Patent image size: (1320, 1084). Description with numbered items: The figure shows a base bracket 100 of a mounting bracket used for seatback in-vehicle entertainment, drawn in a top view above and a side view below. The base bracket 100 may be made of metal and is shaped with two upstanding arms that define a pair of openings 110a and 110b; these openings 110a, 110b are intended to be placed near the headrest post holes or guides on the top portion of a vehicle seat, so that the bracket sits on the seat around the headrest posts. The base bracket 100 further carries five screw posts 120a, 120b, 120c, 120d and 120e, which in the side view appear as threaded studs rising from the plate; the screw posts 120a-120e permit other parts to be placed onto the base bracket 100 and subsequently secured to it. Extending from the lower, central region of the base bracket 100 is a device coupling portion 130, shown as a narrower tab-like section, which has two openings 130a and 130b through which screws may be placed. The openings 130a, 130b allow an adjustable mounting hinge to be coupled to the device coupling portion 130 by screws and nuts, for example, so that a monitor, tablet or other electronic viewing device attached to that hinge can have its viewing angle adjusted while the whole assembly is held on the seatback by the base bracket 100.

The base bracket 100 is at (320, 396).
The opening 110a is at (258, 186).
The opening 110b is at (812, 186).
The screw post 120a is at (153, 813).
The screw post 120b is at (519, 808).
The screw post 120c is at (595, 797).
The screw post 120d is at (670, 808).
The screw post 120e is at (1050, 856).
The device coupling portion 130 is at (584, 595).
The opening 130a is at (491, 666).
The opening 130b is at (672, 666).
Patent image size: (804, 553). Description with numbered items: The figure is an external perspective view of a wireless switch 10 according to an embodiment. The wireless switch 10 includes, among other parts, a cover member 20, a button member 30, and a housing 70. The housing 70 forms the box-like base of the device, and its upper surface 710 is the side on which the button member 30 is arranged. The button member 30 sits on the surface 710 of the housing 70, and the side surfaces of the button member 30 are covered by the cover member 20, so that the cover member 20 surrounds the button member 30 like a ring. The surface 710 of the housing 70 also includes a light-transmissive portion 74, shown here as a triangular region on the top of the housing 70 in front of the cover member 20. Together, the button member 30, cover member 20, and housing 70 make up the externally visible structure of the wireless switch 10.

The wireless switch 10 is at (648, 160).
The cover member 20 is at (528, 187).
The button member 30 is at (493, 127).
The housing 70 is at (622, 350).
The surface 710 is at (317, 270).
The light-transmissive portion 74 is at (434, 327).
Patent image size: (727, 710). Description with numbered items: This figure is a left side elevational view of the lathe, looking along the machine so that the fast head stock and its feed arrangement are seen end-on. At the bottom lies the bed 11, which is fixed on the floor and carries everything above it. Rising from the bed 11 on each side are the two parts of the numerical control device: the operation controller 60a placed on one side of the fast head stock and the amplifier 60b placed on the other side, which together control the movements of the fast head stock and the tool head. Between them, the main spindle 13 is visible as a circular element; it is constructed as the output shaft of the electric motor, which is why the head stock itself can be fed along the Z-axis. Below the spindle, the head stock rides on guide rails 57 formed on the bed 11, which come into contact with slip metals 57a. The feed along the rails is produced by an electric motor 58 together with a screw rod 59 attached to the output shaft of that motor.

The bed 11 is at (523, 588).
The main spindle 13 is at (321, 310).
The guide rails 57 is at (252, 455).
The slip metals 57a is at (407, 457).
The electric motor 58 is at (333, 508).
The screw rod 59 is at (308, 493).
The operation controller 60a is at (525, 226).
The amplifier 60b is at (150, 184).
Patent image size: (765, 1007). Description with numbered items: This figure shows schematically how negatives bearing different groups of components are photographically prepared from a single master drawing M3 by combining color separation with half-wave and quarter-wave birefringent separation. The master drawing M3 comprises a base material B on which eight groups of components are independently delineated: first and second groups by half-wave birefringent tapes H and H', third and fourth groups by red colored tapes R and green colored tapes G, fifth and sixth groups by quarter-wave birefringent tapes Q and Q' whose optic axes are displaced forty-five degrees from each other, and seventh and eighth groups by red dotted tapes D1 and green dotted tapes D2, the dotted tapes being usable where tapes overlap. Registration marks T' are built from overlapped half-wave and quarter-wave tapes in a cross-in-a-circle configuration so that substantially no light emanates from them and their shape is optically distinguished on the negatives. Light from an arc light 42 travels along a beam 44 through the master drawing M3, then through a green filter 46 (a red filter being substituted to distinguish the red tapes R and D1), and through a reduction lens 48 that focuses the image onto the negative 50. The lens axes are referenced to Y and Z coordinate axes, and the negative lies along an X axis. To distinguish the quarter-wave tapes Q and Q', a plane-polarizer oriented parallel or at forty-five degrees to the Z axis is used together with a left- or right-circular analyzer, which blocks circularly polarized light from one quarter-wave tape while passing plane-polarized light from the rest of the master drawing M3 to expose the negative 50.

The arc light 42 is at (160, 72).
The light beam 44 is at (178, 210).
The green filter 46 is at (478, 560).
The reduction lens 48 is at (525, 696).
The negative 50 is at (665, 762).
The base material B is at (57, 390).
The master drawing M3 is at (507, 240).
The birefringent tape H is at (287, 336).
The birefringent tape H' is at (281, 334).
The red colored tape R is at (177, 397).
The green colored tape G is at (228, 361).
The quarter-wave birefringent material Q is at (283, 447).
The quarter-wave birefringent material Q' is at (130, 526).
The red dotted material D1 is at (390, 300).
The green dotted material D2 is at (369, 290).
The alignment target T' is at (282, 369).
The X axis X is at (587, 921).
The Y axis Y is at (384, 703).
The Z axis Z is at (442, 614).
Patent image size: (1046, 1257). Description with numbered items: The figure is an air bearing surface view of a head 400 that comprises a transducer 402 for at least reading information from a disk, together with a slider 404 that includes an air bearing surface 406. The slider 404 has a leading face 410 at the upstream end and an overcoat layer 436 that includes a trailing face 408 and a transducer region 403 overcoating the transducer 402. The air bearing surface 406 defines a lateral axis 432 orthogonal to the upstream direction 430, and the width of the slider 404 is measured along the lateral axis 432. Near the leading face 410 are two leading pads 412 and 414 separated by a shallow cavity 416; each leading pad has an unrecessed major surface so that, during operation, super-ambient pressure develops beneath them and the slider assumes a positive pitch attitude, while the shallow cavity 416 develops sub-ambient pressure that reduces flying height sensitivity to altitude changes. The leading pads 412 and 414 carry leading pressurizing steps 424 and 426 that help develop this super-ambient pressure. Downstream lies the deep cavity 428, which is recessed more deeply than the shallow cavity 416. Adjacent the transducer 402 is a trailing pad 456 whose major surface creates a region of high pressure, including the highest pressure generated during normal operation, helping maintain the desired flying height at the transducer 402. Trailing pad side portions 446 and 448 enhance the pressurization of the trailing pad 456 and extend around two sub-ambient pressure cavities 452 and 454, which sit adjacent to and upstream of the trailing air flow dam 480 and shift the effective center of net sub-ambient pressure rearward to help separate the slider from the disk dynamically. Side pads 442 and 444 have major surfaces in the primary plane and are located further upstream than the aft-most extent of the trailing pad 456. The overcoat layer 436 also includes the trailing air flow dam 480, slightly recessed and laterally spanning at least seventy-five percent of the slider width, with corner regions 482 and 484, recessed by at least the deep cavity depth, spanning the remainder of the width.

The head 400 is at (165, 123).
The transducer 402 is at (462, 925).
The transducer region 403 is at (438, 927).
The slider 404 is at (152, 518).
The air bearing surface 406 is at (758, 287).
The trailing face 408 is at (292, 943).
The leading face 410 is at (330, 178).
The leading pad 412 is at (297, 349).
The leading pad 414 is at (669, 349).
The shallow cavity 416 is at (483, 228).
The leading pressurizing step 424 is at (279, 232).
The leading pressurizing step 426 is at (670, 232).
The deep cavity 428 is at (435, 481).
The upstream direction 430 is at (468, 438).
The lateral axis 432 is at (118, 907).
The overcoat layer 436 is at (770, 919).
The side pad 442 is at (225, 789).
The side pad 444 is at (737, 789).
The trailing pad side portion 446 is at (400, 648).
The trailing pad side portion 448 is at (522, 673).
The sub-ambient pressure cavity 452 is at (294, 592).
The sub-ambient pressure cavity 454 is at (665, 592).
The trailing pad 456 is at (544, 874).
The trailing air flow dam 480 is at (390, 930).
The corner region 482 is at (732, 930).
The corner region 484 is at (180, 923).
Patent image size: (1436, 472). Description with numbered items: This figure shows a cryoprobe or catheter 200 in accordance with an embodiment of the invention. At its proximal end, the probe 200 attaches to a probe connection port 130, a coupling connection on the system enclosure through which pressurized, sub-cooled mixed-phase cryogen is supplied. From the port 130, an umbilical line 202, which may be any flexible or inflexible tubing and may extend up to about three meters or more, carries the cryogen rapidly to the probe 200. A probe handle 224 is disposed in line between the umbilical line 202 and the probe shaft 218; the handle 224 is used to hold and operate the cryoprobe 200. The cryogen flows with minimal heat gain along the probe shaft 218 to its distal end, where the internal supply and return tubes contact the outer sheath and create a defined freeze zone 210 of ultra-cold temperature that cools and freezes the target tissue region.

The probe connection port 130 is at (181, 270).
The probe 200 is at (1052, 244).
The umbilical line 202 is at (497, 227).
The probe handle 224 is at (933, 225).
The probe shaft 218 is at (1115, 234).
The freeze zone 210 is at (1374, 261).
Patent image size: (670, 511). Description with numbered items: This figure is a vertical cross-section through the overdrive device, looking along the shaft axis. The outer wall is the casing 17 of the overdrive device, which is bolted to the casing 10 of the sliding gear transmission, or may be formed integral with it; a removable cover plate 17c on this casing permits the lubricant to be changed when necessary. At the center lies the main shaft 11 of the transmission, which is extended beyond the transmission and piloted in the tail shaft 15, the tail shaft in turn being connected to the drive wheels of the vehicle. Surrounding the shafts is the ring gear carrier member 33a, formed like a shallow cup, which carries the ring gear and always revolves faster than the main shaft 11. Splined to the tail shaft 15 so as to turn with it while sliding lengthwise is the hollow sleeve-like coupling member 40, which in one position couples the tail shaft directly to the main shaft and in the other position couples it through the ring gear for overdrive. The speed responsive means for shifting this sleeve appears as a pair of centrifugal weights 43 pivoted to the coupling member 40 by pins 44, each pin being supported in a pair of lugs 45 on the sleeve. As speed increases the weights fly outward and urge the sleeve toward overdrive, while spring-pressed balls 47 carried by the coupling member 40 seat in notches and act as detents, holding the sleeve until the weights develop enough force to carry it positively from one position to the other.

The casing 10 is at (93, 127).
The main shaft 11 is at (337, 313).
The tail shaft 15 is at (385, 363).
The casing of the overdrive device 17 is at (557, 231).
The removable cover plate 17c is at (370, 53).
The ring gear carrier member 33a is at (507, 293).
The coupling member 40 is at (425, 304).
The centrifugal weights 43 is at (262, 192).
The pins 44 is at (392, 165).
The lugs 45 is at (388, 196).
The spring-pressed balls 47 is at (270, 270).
* * * *
- Exercise brief -
Rewrite everything from the line containing "Patent image size: (727, 710)." down to the line containing "The amplifier 60b is at (150, 184).", switching "lathe" to "turning machine" and leaving the rest untouched.

- Finished task -
Patent image size: (727, 710). Description with numbered items: This figure is a left side elevational view of the turning machine, looking along the machine so that the fast head stock and its feed arrangement are seen end-on. At the bottom lies the bed 11, which is fixed on the floor and carries everything above it. Rising from the bed 11 on each side are the two parts of the numerical control device: the operation controller 60a placed on one side of the fast head stock and the amplifier 60b placed on the other side, which together control the movements of the fast head stock and the tool head. Between them, the main spindle 13 is visible as a circular element; it is constructed as the output shaft of the electric motor, which is why the head stock itself can be fed along the Z-axis. Below the spindle, the head stock rides on guide rails 57 formed on the bed 11, which come into contact with slip metals 57a. The feed along the rails is produced by an electric motor 58 together with a screw rod 59 attached to the output shaft of that motor.

The bed 11 is at (523, 588).
The main spindle 13 is at (321, 310).
The guide rails 57 is at (252, 455).
The slip metals 57a is at (407, 457).
The electric motor 58 is at (333, 508).
The screw rod 59 is at (308, 493).
The operation controller 60a is at (525, 226).
The amplifier 60b is at (150, 184).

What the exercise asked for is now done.